• EXERCISE DETAILS: Tell me how many lines hold "this", please, using only the number.

Figure contents as structured data
┄┄┄┄┄┄┄┄┄┄

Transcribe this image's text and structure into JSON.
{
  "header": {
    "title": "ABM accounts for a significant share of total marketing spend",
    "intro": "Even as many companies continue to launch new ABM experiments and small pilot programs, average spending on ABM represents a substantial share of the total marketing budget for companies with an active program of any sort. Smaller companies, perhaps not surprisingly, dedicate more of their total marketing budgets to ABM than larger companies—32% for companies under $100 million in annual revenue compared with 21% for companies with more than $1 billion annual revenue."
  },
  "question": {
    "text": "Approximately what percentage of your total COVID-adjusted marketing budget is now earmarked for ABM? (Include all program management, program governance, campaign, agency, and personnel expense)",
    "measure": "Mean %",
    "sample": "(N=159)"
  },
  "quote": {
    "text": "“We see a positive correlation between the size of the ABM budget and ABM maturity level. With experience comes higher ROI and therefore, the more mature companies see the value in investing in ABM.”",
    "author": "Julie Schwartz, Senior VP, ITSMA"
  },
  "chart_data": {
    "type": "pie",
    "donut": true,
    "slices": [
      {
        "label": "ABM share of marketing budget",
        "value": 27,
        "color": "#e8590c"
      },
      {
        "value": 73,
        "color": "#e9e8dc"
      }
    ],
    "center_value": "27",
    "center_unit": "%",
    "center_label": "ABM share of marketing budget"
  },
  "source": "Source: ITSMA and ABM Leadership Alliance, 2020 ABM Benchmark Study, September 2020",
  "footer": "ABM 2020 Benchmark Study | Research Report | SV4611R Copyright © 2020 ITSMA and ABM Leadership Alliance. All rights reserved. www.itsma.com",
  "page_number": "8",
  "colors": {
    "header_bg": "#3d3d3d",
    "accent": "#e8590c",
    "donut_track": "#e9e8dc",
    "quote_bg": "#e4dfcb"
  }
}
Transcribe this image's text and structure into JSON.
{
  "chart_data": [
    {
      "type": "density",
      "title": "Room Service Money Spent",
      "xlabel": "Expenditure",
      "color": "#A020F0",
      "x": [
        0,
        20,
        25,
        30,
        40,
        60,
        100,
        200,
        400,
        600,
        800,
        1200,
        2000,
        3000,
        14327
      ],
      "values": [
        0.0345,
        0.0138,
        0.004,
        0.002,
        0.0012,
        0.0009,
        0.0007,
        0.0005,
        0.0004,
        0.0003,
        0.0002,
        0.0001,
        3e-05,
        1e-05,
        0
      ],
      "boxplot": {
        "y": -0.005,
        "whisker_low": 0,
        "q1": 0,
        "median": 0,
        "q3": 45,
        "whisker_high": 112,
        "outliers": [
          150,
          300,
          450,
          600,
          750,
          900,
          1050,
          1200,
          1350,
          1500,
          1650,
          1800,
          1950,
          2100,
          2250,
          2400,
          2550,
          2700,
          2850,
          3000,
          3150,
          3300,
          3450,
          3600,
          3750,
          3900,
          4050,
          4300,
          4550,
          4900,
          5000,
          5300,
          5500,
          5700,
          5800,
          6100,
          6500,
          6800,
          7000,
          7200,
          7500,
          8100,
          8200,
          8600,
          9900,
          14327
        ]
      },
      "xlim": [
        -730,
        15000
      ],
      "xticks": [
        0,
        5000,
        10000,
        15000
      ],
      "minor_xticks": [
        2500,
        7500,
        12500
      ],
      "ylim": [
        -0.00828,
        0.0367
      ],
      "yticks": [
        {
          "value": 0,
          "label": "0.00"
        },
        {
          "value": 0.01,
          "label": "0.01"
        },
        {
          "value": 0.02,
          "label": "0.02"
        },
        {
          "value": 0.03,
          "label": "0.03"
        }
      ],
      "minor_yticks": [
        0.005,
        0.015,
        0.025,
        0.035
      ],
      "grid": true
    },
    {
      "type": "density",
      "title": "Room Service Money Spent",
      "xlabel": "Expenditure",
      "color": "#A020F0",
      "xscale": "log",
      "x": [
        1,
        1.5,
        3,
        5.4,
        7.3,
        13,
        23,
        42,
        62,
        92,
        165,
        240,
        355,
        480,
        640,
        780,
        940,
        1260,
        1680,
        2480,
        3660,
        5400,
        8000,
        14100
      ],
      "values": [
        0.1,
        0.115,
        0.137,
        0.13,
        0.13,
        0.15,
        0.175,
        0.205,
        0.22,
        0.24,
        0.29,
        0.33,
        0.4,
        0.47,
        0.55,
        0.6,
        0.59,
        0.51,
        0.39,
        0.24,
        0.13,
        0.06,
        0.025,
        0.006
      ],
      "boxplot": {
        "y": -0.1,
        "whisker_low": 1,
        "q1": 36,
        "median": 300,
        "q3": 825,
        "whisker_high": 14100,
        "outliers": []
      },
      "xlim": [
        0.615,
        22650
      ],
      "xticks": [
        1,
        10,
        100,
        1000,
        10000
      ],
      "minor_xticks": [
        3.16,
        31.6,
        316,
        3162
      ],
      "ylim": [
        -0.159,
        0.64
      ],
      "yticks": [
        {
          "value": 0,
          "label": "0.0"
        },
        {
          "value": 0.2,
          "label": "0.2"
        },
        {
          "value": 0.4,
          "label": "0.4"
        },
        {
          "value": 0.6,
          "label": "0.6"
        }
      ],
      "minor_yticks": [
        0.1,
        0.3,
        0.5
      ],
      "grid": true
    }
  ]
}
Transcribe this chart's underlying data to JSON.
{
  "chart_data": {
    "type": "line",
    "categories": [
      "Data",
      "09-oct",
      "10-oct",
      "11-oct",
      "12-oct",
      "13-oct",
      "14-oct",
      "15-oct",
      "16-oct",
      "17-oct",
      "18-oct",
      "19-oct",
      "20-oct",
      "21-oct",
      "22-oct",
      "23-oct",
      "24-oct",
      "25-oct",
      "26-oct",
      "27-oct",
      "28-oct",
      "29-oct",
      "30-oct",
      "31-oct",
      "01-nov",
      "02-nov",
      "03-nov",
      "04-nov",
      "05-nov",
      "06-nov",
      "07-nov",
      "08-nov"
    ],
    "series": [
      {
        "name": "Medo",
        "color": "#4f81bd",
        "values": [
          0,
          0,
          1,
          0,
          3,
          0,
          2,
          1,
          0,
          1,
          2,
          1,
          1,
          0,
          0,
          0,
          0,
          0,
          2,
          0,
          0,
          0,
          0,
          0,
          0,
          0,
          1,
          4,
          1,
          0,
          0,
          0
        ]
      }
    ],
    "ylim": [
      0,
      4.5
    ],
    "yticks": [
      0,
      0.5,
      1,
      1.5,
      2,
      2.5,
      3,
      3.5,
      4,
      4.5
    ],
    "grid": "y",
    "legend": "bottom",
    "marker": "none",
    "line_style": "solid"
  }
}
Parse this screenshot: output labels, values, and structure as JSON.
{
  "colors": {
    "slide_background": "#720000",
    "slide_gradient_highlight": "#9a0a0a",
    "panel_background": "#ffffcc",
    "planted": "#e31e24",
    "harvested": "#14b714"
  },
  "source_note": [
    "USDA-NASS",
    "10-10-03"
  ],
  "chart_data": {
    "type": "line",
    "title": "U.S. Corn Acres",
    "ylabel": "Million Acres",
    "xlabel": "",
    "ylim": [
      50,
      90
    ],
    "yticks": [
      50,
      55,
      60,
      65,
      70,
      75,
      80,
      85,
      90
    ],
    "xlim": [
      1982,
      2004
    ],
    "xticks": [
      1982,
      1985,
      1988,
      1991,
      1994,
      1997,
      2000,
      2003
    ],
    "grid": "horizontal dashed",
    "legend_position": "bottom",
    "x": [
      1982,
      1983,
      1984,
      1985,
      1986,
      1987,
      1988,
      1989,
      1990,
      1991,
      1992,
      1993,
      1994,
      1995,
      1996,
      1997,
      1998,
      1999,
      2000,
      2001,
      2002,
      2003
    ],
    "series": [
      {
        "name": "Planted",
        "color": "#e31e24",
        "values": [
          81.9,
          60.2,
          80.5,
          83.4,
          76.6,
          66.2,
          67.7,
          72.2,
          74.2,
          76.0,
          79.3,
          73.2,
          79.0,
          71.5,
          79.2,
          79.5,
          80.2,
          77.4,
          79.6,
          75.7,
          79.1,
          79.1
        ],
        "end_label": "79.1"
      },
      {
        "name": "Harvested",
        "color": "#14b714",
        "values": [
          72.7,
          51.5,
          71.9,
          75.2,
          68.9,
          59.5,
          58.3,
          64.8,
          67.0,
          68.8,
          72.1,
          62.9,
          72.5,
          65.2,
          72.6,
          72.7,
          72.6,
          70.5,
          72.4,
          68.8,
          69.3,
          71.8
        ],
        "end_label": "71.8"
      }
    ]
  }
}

┄┄┄┄┄┄┄┄┄┄

• REPLY TO THE TASK: 4